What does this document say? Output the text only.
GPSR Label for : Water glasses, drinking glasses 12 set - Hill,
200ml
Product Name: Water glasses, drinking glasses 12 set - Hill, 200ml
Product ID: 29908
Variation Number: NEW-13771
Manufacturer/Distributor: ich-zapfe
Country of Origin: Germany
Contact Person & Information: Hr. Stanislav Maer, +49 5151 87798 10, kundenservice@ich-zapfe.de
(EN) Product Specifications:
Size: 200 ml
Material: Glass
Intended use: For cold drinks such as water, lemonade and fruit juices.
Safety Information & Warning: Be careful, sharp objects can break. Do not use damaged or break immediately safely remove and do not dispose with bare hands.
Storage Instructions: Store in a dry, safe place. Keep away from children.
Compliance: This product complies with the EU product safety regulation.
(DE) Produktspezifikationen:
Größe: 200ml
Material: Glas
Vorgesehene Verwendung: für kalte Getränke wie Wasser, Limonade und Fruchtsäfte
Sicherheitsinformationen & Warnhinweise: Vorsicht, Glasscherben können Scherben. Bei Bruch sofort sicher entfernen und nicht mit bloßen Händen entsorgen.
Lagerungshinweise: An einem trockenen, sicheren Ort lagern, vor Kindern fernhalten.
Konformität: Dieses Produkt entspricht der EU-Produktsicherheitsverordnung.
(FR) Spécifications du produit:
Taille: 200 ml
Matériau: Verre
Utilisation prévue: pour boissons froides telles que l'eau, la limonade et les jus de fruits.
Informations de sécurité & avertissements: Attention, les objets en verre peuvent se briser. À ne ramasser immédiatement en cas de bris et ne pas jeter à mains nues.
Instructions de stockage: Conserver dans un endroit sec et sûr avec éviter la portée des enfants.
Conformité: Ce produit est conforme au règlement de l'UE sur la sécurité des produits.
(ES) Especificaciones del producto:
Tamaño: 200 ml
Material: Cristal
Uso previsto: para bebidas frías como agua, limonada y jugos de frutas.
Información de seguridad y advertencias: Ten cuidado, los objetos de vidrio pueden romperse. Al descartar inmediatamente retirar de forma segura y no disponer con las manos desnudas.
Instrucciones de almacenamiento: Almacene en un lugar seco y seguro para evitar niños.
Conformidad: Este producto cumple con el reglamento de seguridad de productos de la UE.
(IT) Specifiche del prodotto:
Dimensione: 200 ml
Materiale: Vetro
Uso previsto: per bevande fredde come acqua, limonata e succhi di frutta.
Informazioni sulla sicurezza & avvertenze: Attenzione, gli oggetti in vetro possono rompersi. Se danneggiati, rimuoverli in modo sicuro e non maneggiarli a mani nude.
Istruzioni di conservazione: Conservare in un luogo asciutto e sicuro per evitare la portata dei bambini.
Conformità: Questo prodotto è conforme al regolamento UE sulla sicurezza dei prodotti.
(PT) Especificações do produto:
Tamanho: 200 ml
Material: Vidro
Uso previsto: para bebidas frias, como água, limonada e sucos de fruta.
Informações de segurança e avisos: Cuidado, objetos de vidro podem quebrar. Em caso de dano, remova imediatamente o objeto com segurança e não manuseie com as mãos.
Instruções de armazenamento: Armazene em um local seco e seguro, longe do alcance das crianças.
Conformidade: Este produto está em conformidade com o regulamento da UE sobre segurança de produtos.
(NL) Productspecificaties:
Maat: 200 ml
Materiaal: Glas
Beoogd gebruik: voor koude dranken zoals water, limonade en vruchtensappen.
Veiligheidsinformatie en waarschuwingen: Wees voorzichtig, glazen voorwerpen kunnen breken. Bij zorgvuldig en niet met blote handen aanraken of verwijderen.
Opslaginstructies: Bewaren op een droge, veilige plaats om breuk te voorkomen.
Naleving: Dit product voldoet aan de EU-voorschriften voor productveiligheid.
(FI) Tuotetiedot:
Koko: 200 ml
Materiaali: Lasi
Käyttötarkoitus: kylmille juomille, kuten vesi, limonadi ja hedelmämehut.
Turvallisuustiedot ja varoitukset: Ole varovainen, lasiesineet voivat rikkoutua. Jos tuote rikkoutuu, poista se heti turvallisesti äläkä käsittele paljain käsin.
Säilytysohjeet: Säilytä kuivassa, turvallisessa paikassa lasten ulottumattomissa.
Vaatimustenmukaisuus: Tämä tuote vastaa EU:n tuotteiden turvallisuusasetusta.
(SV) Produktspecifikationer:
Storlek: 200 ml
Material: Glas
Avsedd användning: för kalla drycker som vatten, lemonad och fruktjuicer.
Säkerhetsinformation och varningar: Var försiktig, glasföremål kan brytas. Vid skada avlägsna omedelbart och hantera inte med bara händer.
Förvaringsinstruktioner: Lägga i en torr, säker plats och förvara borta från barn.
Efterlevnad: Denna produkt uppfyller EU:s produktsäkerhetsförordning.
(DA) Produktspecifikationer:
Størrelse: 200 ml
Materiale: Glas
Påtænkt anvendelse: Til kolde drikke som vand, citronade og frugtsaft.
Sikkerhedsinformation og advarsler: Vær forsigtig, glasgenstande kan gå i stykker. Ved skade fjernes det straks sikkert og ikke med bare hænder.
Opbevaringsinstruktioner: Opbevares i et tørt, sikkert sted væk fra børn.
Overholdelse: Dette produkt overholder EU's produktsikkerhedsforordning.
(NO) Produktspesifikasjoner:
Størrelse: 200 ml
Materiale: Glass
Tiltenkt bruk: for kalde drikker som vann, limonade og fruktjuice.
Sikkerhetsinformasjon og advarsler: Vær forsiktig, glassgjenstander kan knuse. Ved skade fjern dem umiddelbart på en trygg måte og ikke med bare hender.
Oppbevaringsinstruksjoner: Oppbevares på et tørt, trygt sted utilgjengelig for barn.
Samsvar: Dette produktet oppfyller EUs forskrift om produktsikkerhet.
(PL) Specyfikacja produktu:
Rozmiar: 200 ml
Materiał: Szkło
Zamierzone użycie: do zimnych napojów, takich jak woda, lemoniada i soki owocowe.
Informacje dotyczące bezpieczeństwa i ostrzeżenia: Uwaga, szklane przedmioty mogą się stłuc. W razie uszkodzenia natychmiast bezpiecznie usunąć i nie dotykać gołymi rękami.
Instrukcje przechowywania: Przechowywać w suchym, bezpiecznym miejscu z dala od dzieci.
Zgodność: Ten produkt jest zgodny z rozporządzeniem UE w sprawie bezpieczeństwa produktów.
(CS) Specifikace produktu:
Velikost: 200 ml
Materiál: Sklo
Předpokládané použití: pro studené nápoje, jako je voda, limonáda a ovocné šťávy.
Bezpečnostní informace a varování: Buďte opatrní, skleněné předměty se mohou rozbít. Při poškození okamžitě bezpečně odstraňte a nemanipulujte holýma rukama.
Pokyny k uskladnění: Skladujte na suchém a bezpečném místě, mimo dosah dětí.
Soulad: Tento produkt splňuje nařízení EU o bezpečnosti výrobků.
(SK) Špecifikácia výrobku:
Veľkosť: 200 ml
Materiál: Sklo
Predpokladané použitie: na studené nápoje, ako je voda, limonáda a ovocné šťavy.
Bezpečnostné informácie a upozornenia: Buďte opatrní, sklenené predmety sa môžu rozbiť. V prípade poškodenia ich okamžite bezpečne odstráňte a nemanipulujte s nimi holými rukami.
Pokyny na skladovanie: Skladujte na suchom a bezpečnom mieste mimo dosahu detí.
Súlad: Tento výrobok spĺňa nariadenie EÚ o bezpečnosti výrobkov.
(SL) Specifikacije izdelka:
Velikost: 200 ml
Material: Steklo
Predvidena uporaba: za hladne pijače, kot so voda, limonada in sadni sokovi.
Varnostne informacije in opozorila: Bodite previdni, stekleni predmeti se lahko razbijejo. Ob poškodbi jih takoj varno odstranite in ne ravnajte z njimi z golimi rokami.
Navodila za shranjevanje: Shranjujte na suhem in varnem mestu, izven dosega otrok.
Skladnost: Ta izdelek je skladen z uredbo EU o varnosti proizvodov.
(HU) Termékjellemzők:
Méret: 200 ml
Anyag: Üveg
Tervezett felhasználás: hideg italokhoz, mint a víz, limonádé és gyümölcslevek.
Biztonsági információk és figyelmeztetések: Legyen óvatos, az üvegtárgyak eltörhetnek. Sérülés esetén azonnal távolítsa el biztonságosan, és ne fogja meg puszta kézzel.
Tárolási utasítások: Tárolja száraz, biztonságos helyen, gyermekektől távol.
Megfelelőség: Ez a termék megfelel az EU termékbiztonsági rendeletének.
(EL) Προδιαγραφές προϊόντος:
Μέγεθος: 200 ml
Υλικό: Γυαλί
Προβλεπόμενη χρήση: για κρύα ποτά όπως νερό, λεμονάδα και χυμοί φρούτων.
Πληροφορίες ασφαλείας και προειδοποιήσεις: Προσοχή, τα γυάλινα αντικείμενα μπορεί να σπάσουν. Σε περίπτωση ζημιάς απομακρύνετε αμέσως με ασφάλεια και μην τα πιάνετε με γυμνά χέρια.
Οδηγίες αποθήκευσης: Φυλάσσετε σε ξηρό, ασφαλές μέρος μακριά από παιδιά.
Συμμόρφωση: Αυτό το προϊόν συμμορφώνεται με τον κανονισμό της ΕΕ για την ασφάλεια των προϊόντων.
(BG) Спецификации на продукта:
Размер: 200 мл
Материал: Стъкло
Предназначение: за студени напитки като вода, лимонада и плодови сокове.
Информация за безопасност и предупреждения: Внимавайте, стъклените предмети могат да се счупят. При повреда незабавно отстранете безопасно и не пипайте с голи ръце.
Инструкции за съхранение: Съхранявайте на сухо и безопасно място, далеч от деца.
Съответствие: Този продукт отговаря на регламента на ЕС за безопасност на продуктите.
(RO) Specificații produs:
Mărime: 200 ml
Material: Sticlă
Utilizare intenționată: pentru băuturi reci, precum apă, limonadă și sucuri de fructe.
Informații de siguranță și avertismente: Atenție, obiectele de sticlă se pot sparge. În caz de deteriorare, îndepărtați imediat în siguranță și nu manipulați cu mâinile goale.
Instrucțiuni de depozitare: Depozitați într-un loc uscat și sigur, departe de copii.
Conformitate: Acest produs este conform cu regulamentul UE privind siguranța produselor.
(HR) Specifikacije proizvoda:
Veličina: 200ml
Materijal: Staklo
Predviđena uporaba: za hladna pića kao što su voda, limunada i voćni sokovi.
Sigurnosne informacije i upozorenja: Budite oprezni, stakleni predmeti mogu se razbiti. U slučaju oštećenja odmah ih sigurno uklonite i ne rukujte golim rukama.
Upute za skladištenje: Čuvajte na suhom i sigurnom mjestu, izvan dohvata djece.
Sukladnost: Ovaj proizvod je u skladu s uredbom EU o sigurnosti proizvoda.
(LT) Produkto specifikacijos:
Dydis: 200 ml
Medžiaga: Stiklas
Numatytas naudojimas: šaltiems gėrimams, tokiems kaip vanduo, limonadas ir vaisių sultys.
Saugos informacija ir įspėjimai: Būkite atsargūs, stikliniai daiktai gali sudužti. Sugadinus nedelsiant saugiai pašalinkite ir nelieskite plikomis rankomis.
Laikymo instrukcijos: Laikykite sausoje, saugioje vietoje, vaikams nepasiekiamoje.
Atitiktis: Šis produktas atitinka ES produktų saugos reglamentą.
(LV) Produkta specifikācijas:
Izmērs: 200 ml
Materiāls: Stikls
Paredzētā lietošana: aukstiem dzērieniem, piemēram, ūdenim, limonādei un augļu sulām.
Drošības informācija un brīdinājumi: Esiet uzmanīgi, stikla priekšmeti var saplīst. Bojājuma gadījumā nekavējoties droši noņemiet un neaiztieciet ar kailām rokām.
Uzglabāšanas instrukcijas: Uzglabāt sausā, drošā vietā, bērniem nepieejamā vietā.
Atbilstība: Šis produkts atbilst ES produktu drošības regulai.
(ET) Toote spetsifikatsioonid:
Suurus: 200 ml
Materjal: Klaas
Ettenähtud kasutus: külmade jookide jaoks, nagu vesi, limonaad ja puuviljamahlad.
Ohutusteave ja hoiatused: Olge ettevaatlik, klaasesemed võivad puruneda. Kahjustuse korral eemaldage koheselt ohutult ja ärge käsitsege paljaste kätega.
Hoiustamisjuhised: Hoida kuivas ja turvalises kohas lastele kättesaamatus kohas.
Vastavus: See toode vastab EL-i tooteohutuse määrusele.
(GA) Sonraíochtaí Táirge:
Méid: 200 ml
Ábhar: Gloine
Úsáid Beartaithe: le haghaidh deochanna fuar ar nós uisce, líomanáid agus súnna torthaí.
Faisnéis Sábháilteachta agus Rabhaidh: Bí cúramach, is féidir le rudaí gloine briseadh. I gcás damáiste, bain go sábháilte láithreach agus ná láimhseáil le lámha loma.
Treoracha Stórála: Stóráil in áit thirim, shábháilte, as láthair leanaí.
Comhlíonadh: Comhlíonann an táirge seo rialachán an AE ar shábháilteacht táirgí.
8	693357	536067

• REQUIRED WORK
Return each line in the records that holds the string "advarsler".

• SOLUTION
Sikkerhedsinformation og advarsler: Vær forsigtig, glasgenstande kan gå i stykker. Ved skade fjernes det straks sikkert og ikke med bare hænder.
Sikkerhetsinformasjon og advarsler: Vær forsiktig, glassgjenstander kan knuse. Ved skade fjern dem umiddelbart på en trygg måte og ikke med bare hender.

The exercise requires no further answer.